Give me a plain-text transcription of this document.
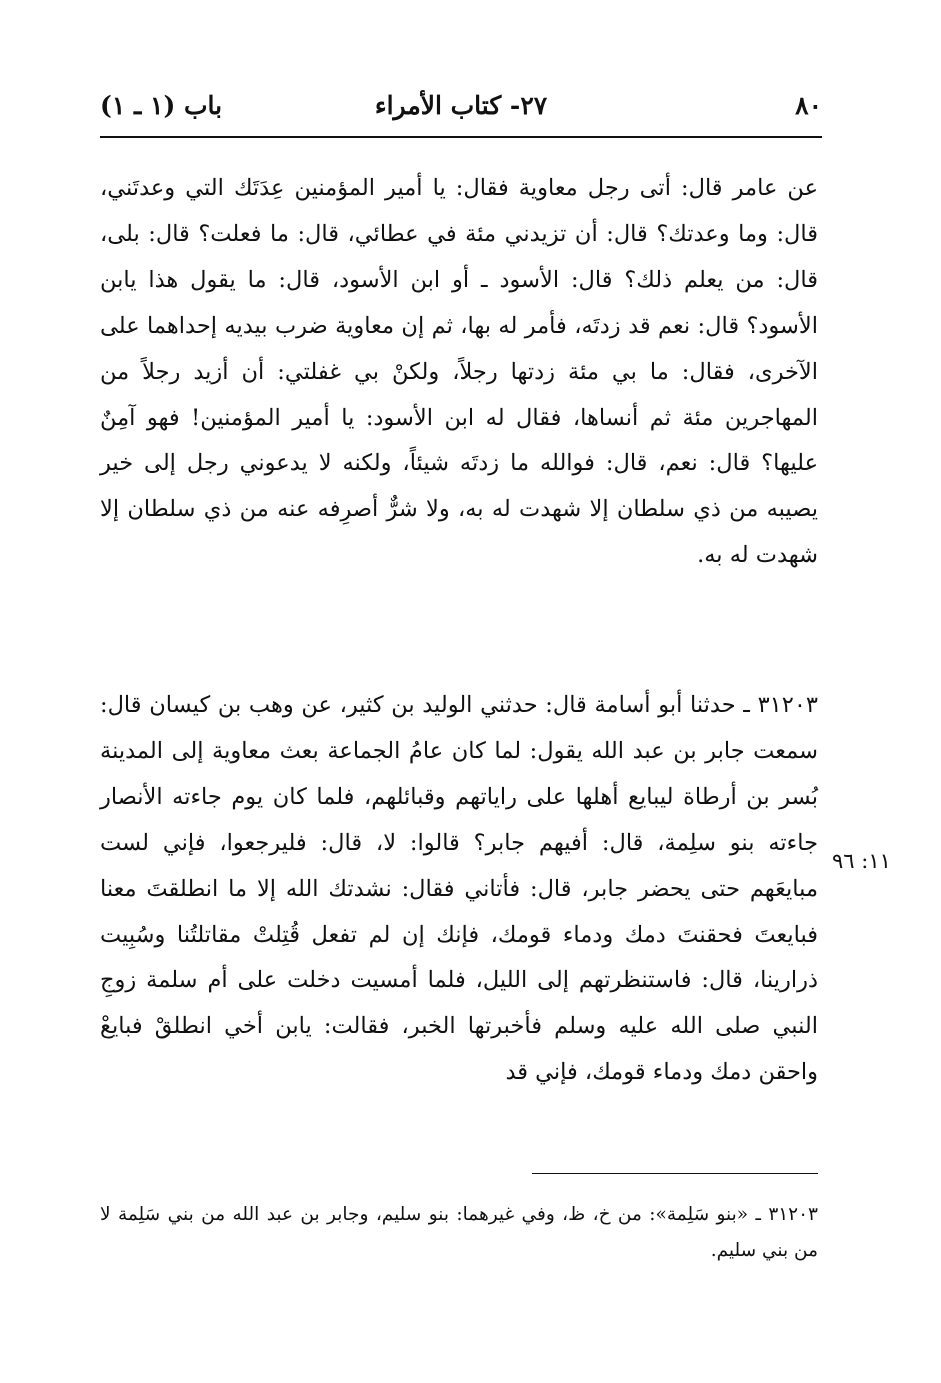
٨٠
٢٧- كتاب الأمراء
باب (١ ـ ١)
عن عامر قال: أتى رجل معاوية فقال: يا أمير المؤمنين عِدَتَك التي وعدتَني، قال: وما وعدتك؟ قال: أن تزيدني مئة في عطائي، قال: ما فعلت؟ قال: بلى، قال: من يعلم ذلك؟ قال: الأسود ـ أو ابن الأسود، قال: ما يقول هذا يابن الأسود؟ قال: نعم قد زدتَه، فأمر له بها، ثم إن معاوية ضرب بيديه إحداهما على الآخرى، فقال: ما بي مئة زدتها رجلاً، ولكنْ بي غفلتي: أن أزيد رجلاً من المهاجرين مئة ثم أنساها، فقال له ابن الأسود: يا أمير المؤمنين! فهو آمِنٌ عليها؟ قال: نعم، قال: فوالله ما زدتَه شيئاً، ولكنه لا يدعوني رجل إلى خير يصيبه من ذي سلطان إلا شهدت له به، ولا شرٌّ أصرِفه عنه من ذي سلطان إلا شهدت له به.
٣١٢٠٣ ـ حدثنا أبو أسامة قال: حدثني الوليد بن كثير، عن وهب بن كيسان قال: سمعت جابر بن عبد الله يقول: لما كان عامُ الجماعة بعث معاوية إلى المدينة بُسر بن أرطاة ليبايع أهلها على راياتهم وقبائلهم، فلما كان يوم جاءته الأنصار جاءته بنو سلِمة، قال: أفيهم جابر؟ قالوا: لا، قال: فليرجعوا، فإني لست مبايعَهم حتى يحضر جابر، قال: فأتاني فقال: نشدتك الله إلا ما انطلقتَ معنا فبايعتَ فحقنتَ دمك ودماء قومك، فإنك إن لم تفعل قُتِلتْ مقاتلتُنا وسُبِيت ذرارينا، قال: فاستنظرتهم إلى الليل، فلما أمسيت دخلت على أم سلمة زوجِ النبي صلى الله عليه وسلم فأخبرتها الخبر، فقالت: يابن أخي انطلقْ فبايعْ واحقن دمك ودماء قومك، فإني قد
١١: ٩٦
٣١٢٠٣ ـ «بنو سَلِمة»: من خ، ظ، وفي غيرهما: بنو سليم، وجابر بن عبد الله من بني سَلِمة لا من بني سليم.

...

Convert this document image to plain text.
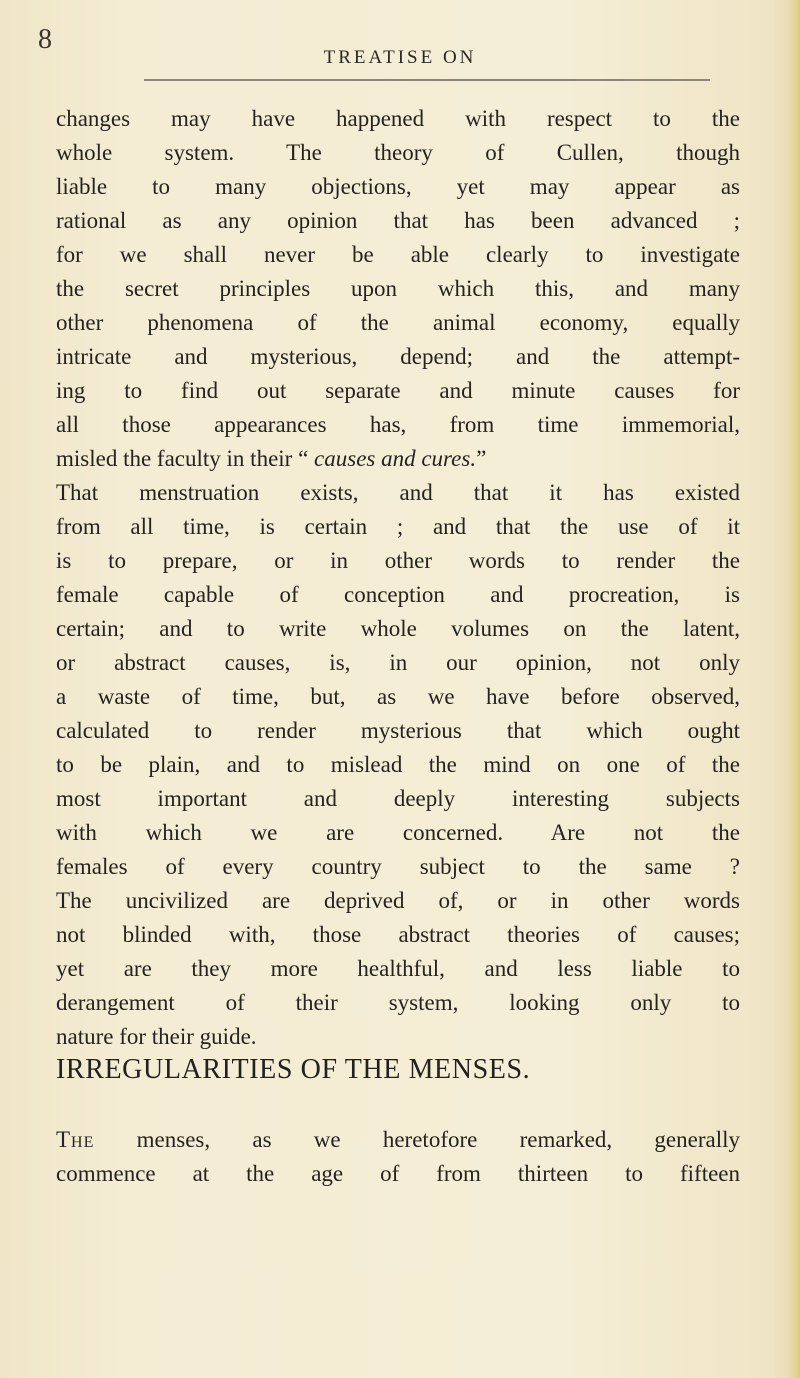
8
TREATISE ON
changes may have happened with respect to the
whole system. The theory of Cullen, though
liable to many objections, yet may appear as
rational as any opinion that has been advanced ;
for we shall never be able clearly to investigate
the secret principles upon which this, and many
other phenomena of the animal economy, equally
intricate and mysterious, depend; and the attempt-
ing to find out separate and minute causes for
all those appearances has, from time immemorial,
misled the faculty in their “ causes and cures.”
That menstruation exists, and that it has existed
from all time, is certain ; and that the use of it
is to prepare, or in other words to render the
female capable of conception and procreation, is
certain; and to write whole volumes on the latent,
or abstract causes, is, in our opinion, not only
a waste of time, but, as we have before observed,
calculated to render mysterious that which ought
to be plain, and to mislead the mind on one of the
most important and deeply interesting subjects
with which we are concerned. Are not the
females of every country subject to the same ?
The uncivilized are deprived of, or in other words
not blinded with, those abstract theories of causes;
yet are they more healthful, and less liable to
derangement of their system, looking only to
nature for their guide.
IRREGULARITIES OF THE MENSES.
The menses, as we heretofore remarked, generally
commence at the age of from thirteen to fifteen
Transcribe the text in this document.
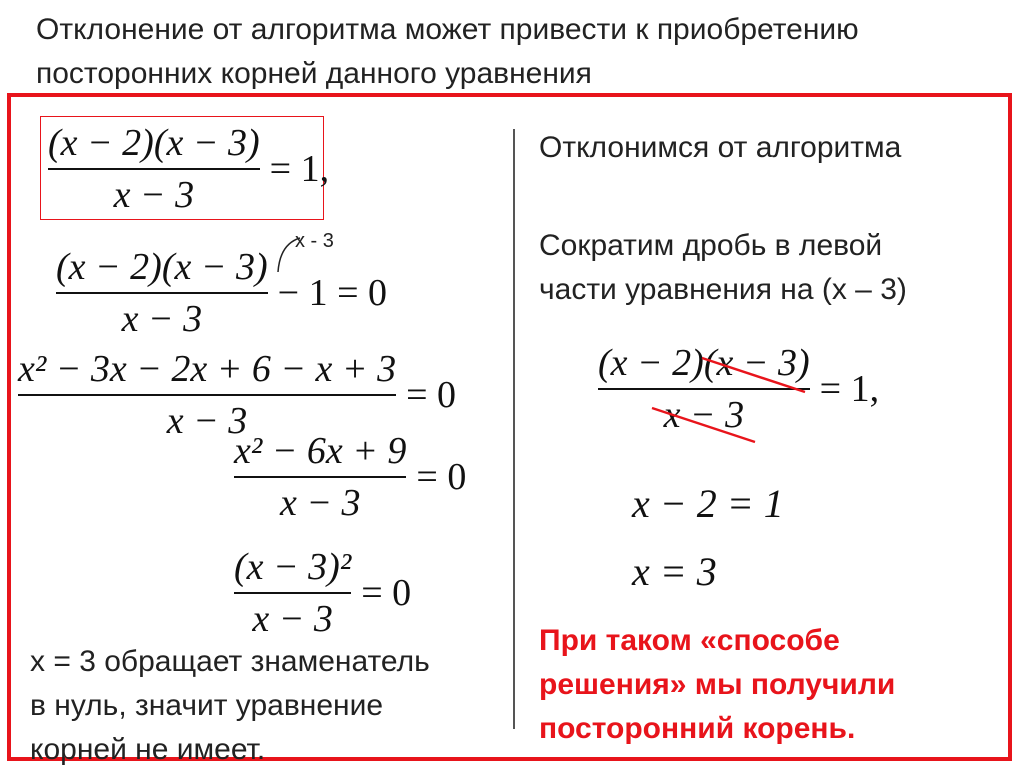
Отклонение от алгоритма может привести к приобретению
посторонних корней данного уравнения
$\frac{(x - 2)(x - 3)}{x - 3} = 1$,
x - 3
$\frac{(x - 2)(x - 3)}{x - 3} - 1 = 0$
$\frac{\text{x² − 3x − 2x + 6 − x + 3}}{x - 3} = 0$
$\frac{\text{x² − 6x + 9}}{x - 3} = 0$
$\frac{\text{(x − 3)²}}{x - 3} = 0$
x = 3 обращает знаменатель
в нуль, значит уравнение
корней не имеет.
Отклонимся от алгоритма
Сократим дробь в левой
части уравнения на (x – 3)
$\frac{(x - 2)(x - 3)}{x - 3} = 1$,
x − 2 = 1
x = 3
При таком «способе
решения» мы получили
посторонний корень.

==

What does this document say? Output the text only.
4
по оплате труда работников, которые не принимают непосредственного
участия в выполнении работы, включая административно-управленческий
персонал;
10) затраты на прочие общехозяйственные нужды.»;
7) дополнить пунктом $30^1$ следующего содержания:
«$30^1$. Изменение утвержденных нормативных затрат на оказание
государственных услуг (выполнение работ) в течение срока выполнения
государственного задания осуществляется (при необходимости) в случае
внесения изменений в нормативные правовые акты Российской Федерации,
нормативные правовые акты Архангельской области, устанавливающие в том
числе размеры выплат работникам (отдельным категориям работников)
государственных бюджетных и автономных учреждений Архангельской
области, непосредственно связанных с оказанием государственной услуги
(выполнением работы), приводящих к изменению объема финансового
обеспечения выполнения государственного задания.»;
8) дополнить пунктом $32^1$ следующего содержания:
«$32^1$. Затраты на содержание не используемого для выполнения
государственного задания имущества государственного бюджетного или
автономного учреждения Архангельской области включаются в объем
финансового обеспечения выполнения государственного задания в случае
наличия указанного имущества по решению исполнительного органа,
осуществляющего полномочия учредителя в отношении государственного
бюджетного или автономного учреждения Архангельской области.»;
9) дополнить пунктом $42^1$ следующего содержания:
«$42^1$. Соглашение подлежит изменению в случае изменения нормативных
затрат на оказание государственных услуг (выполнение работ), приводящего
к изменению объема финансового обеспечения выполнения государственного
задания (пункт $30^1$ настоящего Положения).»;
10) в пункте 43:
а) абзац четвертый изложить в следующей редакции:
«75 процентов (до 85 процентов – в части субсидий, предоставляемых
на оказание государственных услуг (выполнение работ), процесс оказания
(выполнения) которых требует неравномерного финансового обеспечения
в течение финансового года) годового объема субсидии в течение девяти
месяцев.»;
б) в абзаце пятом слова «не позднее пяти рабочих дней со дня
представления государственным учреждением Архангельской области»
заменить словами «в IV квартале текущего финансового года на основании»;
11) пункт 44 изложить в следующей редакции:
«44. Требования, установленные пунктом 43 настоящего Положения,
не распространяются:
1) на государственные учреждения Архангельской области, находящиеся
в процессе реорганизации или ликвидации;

- _Directions for this task_: Collect the lines of the data that carry the word "правовые".

- _Exercise response_:
внесения изменений в нормативные правовые акты Российской Федерации,
нормативные правовые акты Архангельской области, устанавливающие в том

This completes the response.